[Begin Record list]

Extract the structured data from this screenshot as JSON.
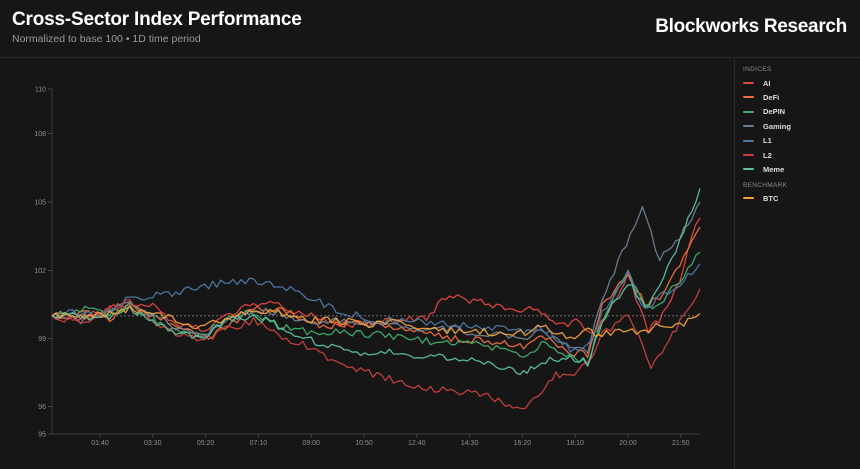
{
  "header": {
    "title": "Cross-Sector Index Performance",
    "subtitle": "Normalized to base 100 • 1D time period",
    "brand": "Blockworks Research"
  },
  "legend": {
    "indices_label": "INDICES",
    "benchmark_label": "BENCHMARK",
    "indices": [
      {
        "label": "AI",
        "color": "#e0463f"
      },
      {
        "label": "DeFi",
        "color": "#ef6e3a"
      },
      {
        "label": "DePIN",
        "color": "#3fae6b"
      },
      {
        "label": "Gaming",
        "color": "#6f7f93"
      },
      {
        "label": "L1",
        "color": "#4f78a8"
      },
      {
        "label": "L2",
        "color": "#c74040"
      },
      {
        "label": "Meme",
        "color": "#5bc0a0"
      }
    ],
    "benchmark": [
      {
        "label": "BTC",
        "color": "#f0a23a"
      }
    ]
  },
  "chart_data": {
    "type": "line",
    "title": "Cross-Sector Index Performance",
    "subtitle": "Normalized to base 100 • 1D time period",
    "xlabel": "",
    "ylabel": "",
    "ylim": [
      95,
      110
    ],
    "yticks": [
      95,
      96,
      99,
      102,
      105,
      108,
      110
    ],
    "xticks": [
      "01:40",
      "03:30",
      "05:20",
      "07:10",
      "09:00",
      "10:50",
      "12:40",
      "14:30",
      "16:20",
      "18:10",
      "20:00",
      "21:50"
    ],
    "xtick_hours": [
      1.667,
      3.5,
      5.333,
      7.167,
      9.0,
      10.833,
      12.667,
      14.5,
      16.333,
      18.167,
      20.0,
      21.833
    ],
    "xlim_hours": [
      0,
      22.5
    ],
    "baseline": 100,
    "series": [
      {
        "name": "AI",
        "hours": [
          0,
          1,
          2,
          2.7,
          3.5,
          4.3,
          5.3,
          6,
          7,
          8,
          9,
          10,
          11,
          12,
          13,
          13.8,
          14.5,
          15.3,
          16.3,
          17,
          17.5,
          18.2,
          18.8,
          19.2,
          20,
          20.7,
          21.2,
          21.8,
          22.2,
          22.5
        ],
        "values": [
          100,
          99.9,
          100.3,
          100.5,
          100.4,
          99.7,
          99.4,
          99.9,
          100.6,
          100.4,
          100,
          99.6,
          99.6,
          99.8,
          99.9,
          101,
          100.7,
          100.5,
          100.3,
          100.2,
          99.5,
          99.8,
          99.2,
          100,
          101.8,
          99.3,
          100,
          101.5,
          103.4,
          104.3
        ]
      },
      {
        "name": "DeFi",
        "hours": [
          0,
          1,
          2,
          2.7,
          3.5,
          4.3,
          5.3,
          6,
          7,
          8,
          9,
          10,
          11,
          12,
          13,
          14,
          15,
          16,
          16.5,
          17,
          18,
          18.6,
          19.1,
          20,
          20.6,
          21.1,
          21.8,
          22.5
        ],
        "values": [
          100,
          100.2,
          99.9,
          100.4,
          100,
          99.6,
          99,
          99.5,
          100.3,
          100.3,
          99.6,
          99.6,
          99.7,
          99.5,
          99.2,
          99,
          98.9,
          98.8,
          98.6,
          99.2,
          98.4,
          98.3,
          100.5,
          101.8,
          100.5,
          100.7,
          102.3,
          103.9
        ]
      },
      {
        "name": "DePIN",
        "hours": [
          0,
          1,
          2,
          2.7,
          3.5,
          4.3,
          5.3,
          6,
          7,
          8,
          9,
          10,
          11,
          12,
          13,
          14,
          15,
          16,
          16.5,
          17,
          18,
          18.6,
          19.1,
          20,
          20.6,
          21.1,
          21.8,
          22.5
        ],
        "values": [
          100,
          100.3,
          100.1,
          100.5,
          99.9,
          99.3,
          99.1,
          99.9,
          100.1,
          99.5,
          99.3,
          99.3,
          99.2,
          99.1,
          98.9,
          98.8,
          98.7,
          98.4,
          98.3,
          98.8,
          98.2,
          98,
          99.8,
          102,
          100.3,
          100.6,
          101.5,
          102.8
        ]
      },
      {
        "name": "Gaming",
        "hours": [
          0,
          1,
          2,
          2.7,
          3.5,
          4.3,
          5.3,
          6,
          7,
          8,
          9,
          10,
          11,
          12,
          13,
          14,
          15,
          16,
          16.5,
          17,
          18,
          18.6,
          19.1,
          19.8,
          20.5,
          21.1,
          21.8,
          22.5
        ],
        "values": [
          100,
          99.8,
          100.2,
          100.6,
          100,
          99.5,
          99.1,
          99.7,
          100.3,
          100.1,
          99.7,
          99.8,
          99.6,
          99.5,
          99.4,
          99.4,
          99.2,
          99.1,
          99,
          99.4,
          98.6,
          98.5,
          100.7,
          102.8,
          104.7,
          102.5,
          103.5,
          105
        ]
      },
      {
        "name": "L1",
        "hours": [
          0,
          1,
          2,
          2.7,
          3.5,
          4.3,
          5.3,
          6,
          7,
          8,
          9,
          9.6,
          10,
          11,
          12,
          13,
          14,
          15,
          16,
          16.5,
          17,
          18,
          18.6,
          19.1,
          20,
          20.6,
          21.1,
          21.8,
          22.5
        ],
        "values": [
          100,
          100.2,
          100.1,
          100.8,
          100.9,
          101,
          101.3,
          101.5,
          101.6,
          101.3,
          100.8,
          100.4,
          100.2,
          99.9,
          99.8,
          99.7,
          99.6,
          99.5,
          99.4,
          99.3,
          99.5,
          98.5,
          98.7,
          100.1,
          101.9,
          100.2,
          100.8,
          101.4,
          102.3
        ]
      },
      {
        "name": "L2",
        "hours": [
          0,
          1,
          2,
          2.7,
          3.5,
          4.3,
          5.3,
          6,
          7,
          8,
          9,
          10,
          11,
          12,
          13,
          14,
          15,
          15.5,
          16,
          16.3,
          17,
          17.5,
          18,
          18.4,
          18.8,
          19.1,
          20,
          20.5,
          20.8,
          21.3,
          21.8,
          22.5
        ],
        "values": [
          100,
          99.7,
          100.3,
          100.6,
          99.8,
          99.2,
          98.9,
          99.4,
          99.8,
          99,
          98.6,
          97.8,
          97.5,
          97.1,
          96.8,
          96.7,
          96.5,
          96.3,
          96,
          95.8,
          96.7,
          97.4,
          97.3,
          97.7,
          98.3,
          99.2,
          100,
          98.8,
          97.8,
          98.5,
          99.8,
          101.2
        ]
      },
      {
        "name": "Meme",
        "hours": [
          0,
          1,
          2,
          2.7,
          3.5,
          4.3,
          5.3,
          6,
          7,
          8,
          9,
          10,
          11,
          12,
          13,
          14,
          15,
          16,
          16.5,
          17,
          18,
          18.6,
          19.1,
          20,
          20.6,
          21.1,
          21.8,
          22.5
        ],
        "values": [
          100,
          100,
          99.9,
          100.3,
          99.8,
          99.3,
          99,
          99.8,
          100,
          99.5,
          98.9,
          98.5,
          98.3,
          98.4,
          98.2,
          98.1,
          98,
          97.6,
          97.5,
          98,
          98.2,
          97.9,
          99.8,
          101.5,
          100.3,
          101.3,
          103.3,
          105.6
        ]
      },
      {
        "name": "BTC",
        "hours": [
          0,
          1,
          2,
          2.7,
          3.5,
          4.3,
          5.3,
          6,
          7,
          8,
          9,
          10,
          11,
          12,
          13,
          14,
          15,
          16,
          17,
          18,
          18.6,
          19.1,
          20,
          20.6,
          21.1,
          21.8,
          22.5
        ],
        "values": [
          100,
          100,
          100.1,
          100.3,
          100.1,
          99.8,
          99.5,
          99.9,
          100.3,
          100.1,
          99.8,
          99.8,
          99.6,
          99.7,
          99.5,
          99.3,
          99.3,
          99.1,
          99.5,
          99,
          99.3,
          99.2,
          99.4,
          99.3,
          99.6,
          99.6,
          100.1
        ]
      }
    ]
  }
}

[End Record list]

» **Problem description**:
Pictures don't belong in the copy. Transcribe every record exactly as it appears.

» **The solution**:
Extract the structured data from this screenshot as JSON.
{
  "header": {
    "title": "Cross-Sector Index Performance",
    "subtitle": "Normalized to base 100 • 1D time period",
    "brand": "Blockworks Research"
  },
  "legend": {
    "indices_label": "INDICES",
    "benchmark_label": "BENCHMARK",
    "indices": [
      {
        "label": "AI",
        "color": "#e0463f"
      },
      {
        "label": "DeFi",
        "color": "#ef6e3a"
      },
      {
        "label": "DePIN",
        "color": "#3fae6b"
      },
      {
        "label": "Gaming",
        "color": "#6f7f93"
      },
      {
        "label": "L1",
        "color": "#4f78a8"
      },
      {
        "label": "L2",
        "color": "#c74040"
      },
      {
        "label": "Meme",
        "color": "#5bc0a0"
      }
    ],
    "benchmark": [
      {
        "label": "BTC",
        "color": "#f0a23a"
      }
    ]
  },
  "chart_data": {
    "type": "line",
    "title": "Cross-Sector Index Performance",
    "subtitle": "Normalized to base 100 • 1D time period",
    "xlabel": "",
    "ylabel": "",
    "ylim": [
      95,
      110
    ],
    "yticks": [
      95,
      96,
      99,
      102,
      105,
      108,
      110
    ],
    "xticks": [
      "01:40",
      "03:30",
      "05:20",
      "07:10",
      "09:00",
      "10:50",
      "12:40",
      "14:30",
      "16:20",
      "18:10",
      "20:00",
      "21:50"
    ],
    "xtick_hours": [
      1.667,
      3.5,
      5.333,
      7.167,
      9.0,
      10.833,
      12.667,
      14.5,
      16.333,
      18.167,
      20.0,
      21.833
    ],
    "xlim_hours": [
      0,
      22.5
    ],
    "baseline": 100,
    "series": [
      {
        "name": "AI",
        "hours": [
          0,
          1,
          2,
          2.7,
          3.5,
          4.3,
          5.3,
          6,
          7,
          8,
          9,
          10,
          11,
          12,
          13,
          13.8,
          14.5,
          15.3,
          16.3,
          17,
          17.5,
          18.2,
          18.8,
          19.2,
          20,
          20.7,
          21.2,
          21.8,
          22.2,
          22.5
        ],
        "values": [
          100,
          99.9,
          100.3,
          100.5,
          100.4,
          99.7,
          99.4,
          99.9,
          100.6,
          100.4,
          100,
          99.6,
          99.6,
          99.8,
          99.9,
          101,
          100.7,
          100.5,
          100.3,
          100.2,
          99.5,
          99.8,
          99.2,
          100,
          101.8,
          99.3,
          100,
          101.5,
          103.4,
          104.3
        ]
      },
      {
        "name": "DeFi",
        "hours": [
          0,
          1,
          2,
          2.7,
          3.5,
          4.3,
          5.3,
          6,
          7,
          8,
          9,
          10,
          11,
          12,
          13,
          14,
          15,
          16,
          16.5,
          17,
          18,
          18.6,
          19.1,
          20,
          20.6,
          21.1,
          21.8,
          22.5
        ],
        "values": [
          100,
          100.2,
          99.9,
          100.4,
          100,
          99.6,
          99,
          99.5,
          100.3,
          100.3,
          99.6,
          99.6,
          99.7,
          99.5,
          99.2,
          99,
          98.9,
          98.8,
          98.6,
          99.2,
          98.4,
          98.3,
          100.5,
          101.8,
          100.5,
          100.7,
          102.3,
          103.9
        ]
      },
      {
        "name": "DePIN",
        "hours": [
          0,
          1,
          2,
          2.7,
          3.5,
          4.3,
          5.3,
          6,
          7,
          8,
          9,
          10,
          11,
          12,
          13,
          14,
          15,
          16,
          16.5,
          17,
          18,
          18.6,
          19.1,
          20,
          20.6,
          21.1,
          21.8,
          22.5
        ],
        "values": [
          100,
          100.3,
          100.1,
          100.5,
          99.9,
          99.3,
          99.1,
          99.9,
          100.1,
          99.5,
          99.3,
          99.3,
          99.2,
          99.1,
          98.9,
          98.8,
          98.7,
          98.4,
          98.3,
          98.8,
          98.2,
          98,
          99.8,
          102,
          100.3,
          100.6,
          101.5,
          102.8
        ]
      },
      {
        "name": "Gaming",
        "hours": [
          0,
          1,
          2,
          2.7,
          3.5,
          4.3,
          5.3,
          6,
          7,
          8,
          9,
          10,
          11,
          12,
          13,
          14,
          15,
          16,
          16.5,
          17,
          18,
          18.6,
          19.1,
          19.8,
          20.5,
          21.1,
          21.8,
          22.5
        ],
        "values": [
          100,
          99.8,
          100.2,
          100.6,
          100,
          99.5,
          99.1,
          99.7,
          100.3,
          100.1,
          99.7,
          99.8,
          99.6,
          99.5,
          99.4,
          99.4,
          99.2,
          99.1,
          99,
          99.4,
          98.6,
          98.5,
          100.7,
          102.8,
          104.7,
          102.5,
          103.5,
          105
        ]
      },
      {
        "name": "L1",
        "hours": [
          0,
          1,
          2,
          2.7,
          3.5,
          4.3,
          5.3,
          6,
          7,
          8,
          9,
          9.6,
          10,
          11,
          12,
          13,
          14,
          15,
          16,
          16.5,
          17,
          18,
          18.6,
          19.1,
          20,
          20.6,
          21.1,
          21.8,
          22.5
        ],
        "values": [
          100,
          100.2,
          100.1,
          100.8,
          100.9,
          101,
          101.3,
          101.5,
          101.6,
          101.3,
          100.8,
          100.4,
          100.2,
          99.9,
          99.8,
          99.7,
          99.6,
          99.5,
          99.4,
          99.3,
          99.5,
          98.5,
          98.7,
          100.1,
          101.9,
          100.2,
          100.8,
          101.4,
          102.3
        ]
      },
      {
        "name": "L2",
        "hours": [
          0,
          1,
          2,
          2.7,
          3.5,
          4.3,
          5.3,
          6,
          7,
          8,
          9,
          10,
          11,
          12,
          13,
          14,
          15,
          15.5,
          16,
          16.3,
          17,
          17.5,
          18,
          18.4,
          18.8,
          19.1,
          20,
          20.5,
          20.8,
          21.3,
          21.8,
          22.5
        ],
        "values": [
          100,
          99.7,
          100.3,
          100.6,
          99.8,
          99.2,
          98.9,
          99.4,
          99.8,
          99,
          98.6,
          97.8,
          97.5,
          97.1,
          96.8,
          96.7,
          96.5,
          96.3,
          96,
          95.8,
          96.7,
          97.4,
          97.3,
          97.7,
          98.3,
          99.2,
          100,
          98.8,
          97.8,
          98.5,
          99.8,
          101.2
        ]
      },
      {
        "name": "Meme",
        "hours": [
          0,
          1,
          2,
          2.7,
          3.5,
          4.3,
          5.3,
          6,
          7,
          8,
          9,
          10,
          11,
          12,
          13,
          14,
          15,
          16,
          16.5,
          17,
          18,
          18.6,
          19.1,
          20,
          20.6,
          21.1,
          21.8,
          22.5
        ],
        "values": [
          100,
          100,
          99.9,
          100.3,
          99.8,
          99.3,
          99,
          99.8,
          100,
          99.5,
          98.9,
          98.5,
          98.3,
          98.4,
          98.2,
          98.1,
          98,
          97.6,
          97.5,
          98,
          98.2,
          97.9,
          99.8,
          101.5,
          100.3,
          101.3,
          103.3,
          105.6
        ]
      },
      {
        "name": "BTC",
        "hours": [
          0,
          1,
          2,
          2.7,
          3.5,
          4.3,
          5.3,
          6,
          7,
          8,
          9,
          10,
          11,
          12,
          13,
          14,
          15,
          16,
          17,
          18,
          18.6,
          19.1,
          20,
          20.6,
          21.1,
          21.8,
          22.5
        ],
        "values": [
          100,
          100,
          100.1,
          100.3,
          100.1,
          99.8,
          99.5,
          99.9,
          100.3,
          100.1,
          99.8,
          99.8,
          99.6,
          99.7,
          99.5,
          99.3,
          99.3,
          99.1,
          99.5,
          99,
          99.3,
          99.2,
          99.4,
          99.3,
          99.6,
          99.6,
          100.1
        ]
      }
    ]
  }
}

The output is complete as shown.